Listing ->
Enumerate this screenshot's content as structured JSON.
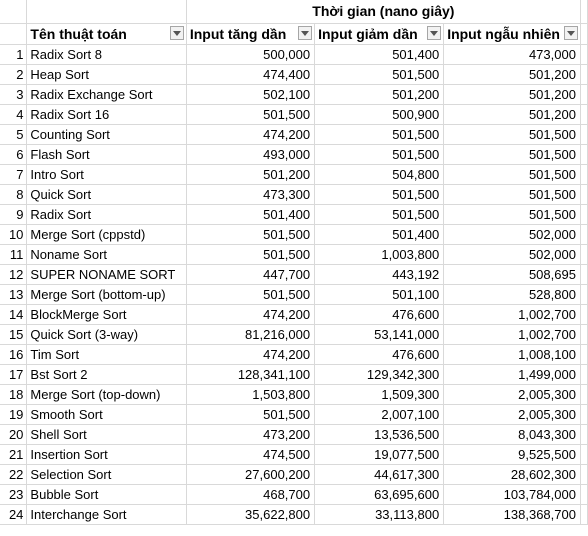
{
  "title": "Thời gian (nano giây)",
  "headers": {
    "name": "Tên thuật toán",
    "asc": "Input tăng dần",
    "desc": "Input giảm dần",
    "rand": "Input ngẫu nhiên"
  },
  "rows": [
    {
      "i": "1",
      "name": "Radix Sort 8",
      "asc": "500,000",
      "desc": "501,400",
      "rand": "473,000"
    },
    {
      "i": "2",
      "name": "Heap Sort",
      "asc": "474,400",
      "desc": "501,500",
      "rand": "501,200"
    },
    {
      "i": "3",
      "name": "Radix Exchange Sort",
      "asc": "502,100",
      "desc": "501,200",
      "rand": "501,200"
    },
    {
      "i": "4",
      "name": "Radix Sort 16",
      "asc": "501,500",
      "desc": "500,900",
      "rand": "501,200"
    },
    {
      "i": "5",
      "name": "Counting Sort",
      "asc": "474,200",
      "desc": "501,500",
      "rand": "501,500"
    },
    {
      "i": "6",
      "name": "Flash Sort",
      "asc": "493,000",
      "desc": "501,500",
      "rand": "501,500"
    },
    {
      "i": "7",
      "name": "Intro Sort",
      "asc": "501,200",
      "desc": "504,800",
      "rand": "501,500"
    },
    {
      "i": "8",
      "name": "Quick Sort",
      "asc": "473,300",
      "desc": "501,500",
      "rand": "501,500"
    },
    {
      "i": "9",
      "name": "Radix Sort",
      "asc": "501,400",
      "desc": "501,500",
      "rand": "501,500"
    },
    {
      "i": "10",
      "name": "Merge Sort (cppstd)",
      "asc": "501,500",
      "desc": "501,400",
      "rand": "502,000"
    },
    {
      "i": "11",
      "name": "Noname Sort",
      "asc": "501,500",
      "desc": "1,003,800",
      "rand": "502,000"
    },
    {
      "i": "12",
      "name": "SUPER NONAME SORT",
      "asc": "447,700",
      "desc": "443,192",
      "rand": "508,695"
    },
    {
      "i": "13",
      "name": "Merge Sort (bottom-up)",
      "asc": "501,500",
      "desc": "501,100",
      "rand": "528,800"
    },
    {
      "i": "14",
      "name": "BlockMerge Sort",
      "asc": "474,200",
      "desc": "476,600",
      "rand": "1,002,700"
    },
    {
      "i": "15",
      "name": "Quick Sort (3-way)",
      "asc": "81,216,000",
      "desc": "53,141,000",
      "rand": "1,002,700"
    },
    {
      "i": "16",
      "name": "Tim Sort",
      "asc": "474,200",
      "desc": "476,600",
      "rand": "1,008,100"
    },
    {
      "i": "17",
      "name": "Bst Sort 2",
      "asc": "128,341,100",
      "desc": "129,342,300",
      "rand": "1,499,000"
    },
    {
      "i": "18",
      "name": "Merge Sort (top-down)",
      "asc": "1,503,800",
      "desc": "1,509,300",
      "rand": "2,005,300"
    },
    {
      "i": "19",
      "name": "Smooth Sort",
      "asc": "501,500",
      "desc": "2,007,100",
      "rand": "2,005,300"
    },
    {
      "i": "20",
      "name": "Shell Sort",
      "asc": "473,200",
      "desc": "13,536,500",
      "rand": "8,043,300"
    },
    {
      "i": "21",
      "name": "Insertion Sort",
      "asc": "474,500",
      "desc": "19,077,500",
      "rand": "9,525,500"
    },
    {
      "i": "22",
      "name": "Selection Sort",
      "asc": "27,600,200",
      "desc": "44,617,300",
      "rand": "28,602,300"
    },
    {
      "i": "23",
      "name": "Bubble Sort",
      "asc": "468,700",
      "desc": "63,695,600",
      "rand": "103,784,000"
    },
    {
      "i": "24",
      "name": "Interchange Sort",
      "asc": "35,622,800",
      "desc": "33,113,800",
      "rand": "138,368,700"
    }
  ]
}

Aim -> Set every line down exactly as written, leaving each picture out.

Response below ->
Enumerate this screenshot's content as structured JSON.
{
  "title": "Thời gian (nano giây)",
  "headers": {
    "name": "Tên thuật toán",
    "asc": "Input tăng dần",
    "desc": "Input giảm dần",
    "rand": "Input ngẫu nhiên"
  },
  "rows": [
    {
      "i": "1",
      "name": "Radix Sort 8",
      "asc": "500,000",
      "desc": "501,400",
      "rand": "473,000"
    },
    {
      "i": "2",
      "name": "Heap Sort",
      "asc": "474,400",
      "desc": "501,500",
      "rand": "501,200"
    },
    {
      "i": "3",
      "name": "Radix Exchange Sort",
      "asc": "502,100",
      "desc": "501,200",
      "rand": "501,200"
    },
    {
      "i": "4",
      "name": "Radix Sort 16",
      "asc": "501,500",
      "desc": "500,900",
      "rand": "501,200"
    },
    {
      "i": "5",
      "name": "Counting Sort",
      "asc": "474,200",
      "desc": "501,500",
      "rand": "501,500"
    },
    {
      "i": "6",
      "name": "Flash Sort",
      "asc": "493,000",
      "desc": "501,500",
      "rand": "501,500"
    },
    {
      "i": "7",
      "name": "Intro Sort",
      "asc": "501,200",
      "desc": "504,800",
      "rand": "501,500"
    },
    {
      "i": "8",
      "name": "Quick Sort",
      "asc": "473,300",
      "desc": "501,500",
      "rand": "501,500"
    },
    {
      "i": "9",
      "name": "Radix Sort",
      "asc": "501,400",
      "desc": "501,500",
      "rand": "501,500"
    },
    {
      "i": "10",
      "name": "Merge Sort (cppstd)",
      "asc": "501,500",
      "desc": "501,400",
      "rand": "502,000"
    },
    {
      "i": "11",
      "name": "Noname Sort",
      "asc": "501,500",
      "desc": "1,003,800",
      "rand": "502,000"
    },
    {
      "i": "12",
      "name": "SUPER NONAME SORT",
      "asc": "447,700",
      "desc": "443,192",
      "rand": "508,695"
    },
    {
      "i": "13",
      "name": "Merge Sort (bottom-up)",
      "asc": "501,500",
      "desc": "501,100",
      "rand": "528,800"
    },
    {
      "i": "14",
      "name": "BlockMerge Sort",
      "asc": "474,200",
      "desc": "476,600",
      "rand": "1,002,700"
    },
    {
      "i": "15",
      "name": "Quick Sort (3-way)",
      "asc": "81,216,000",
      "desc": "53,141,000",
      "rand": "1,002,700"
    },
    {
      "i": "16",
      "name": "Tim Sort",
      "asc": "474,200",
      "desc": "476,600",
      "rand": "1,008,100"
    },
    {
      "i": "17",
      "name": "Bst Sort 2",
      "asc": "128,341,100",
      "desc": "129,342,300",
      "rand": "1,499,000"
    },
    {
      "i": "18",
      "name": "Merge Sort (top-down)",
      "asc": "1,503,800",
      "desc": "1,509,300",
      "rand": "2,005,300"
    },
    {
      "i": "19",
      "name": "Smooth Sort",
      "asc": "501,500",
      "desc": "2,007,100",
      "rand": "2,005,300"
    },
    {
      "i": "20",
      "name": "Shell Sort",
      "asc": "473,200",
      "desc": "13,536,500",
      "rand": "8,043,300"
    },
    {
      "i": "21",
      "name": "Insertion Sort",
      "asc": "474,500",
      "desc": "19,077,500",
      "rand": "9,525,500"
    },
    {
      "i": "22",
      "name": "Selection Sort",
      "asc": "27,600,200",
      "desc": "44,617,300",
      "rand": "28,602,300"
    },
    {
      "i": "23",
      "name": "Bubble Sort",
      "asc": "468,700",
      "desc": "63,695,600",
      "rand": "103,784,000"
    },
    {
      "i": "24",
      "name": "Interchange Sort",
      "asc": "35,622,800",
      "desc": "33,113,800",
      "rand": "138,368,700"
    }
  ]
}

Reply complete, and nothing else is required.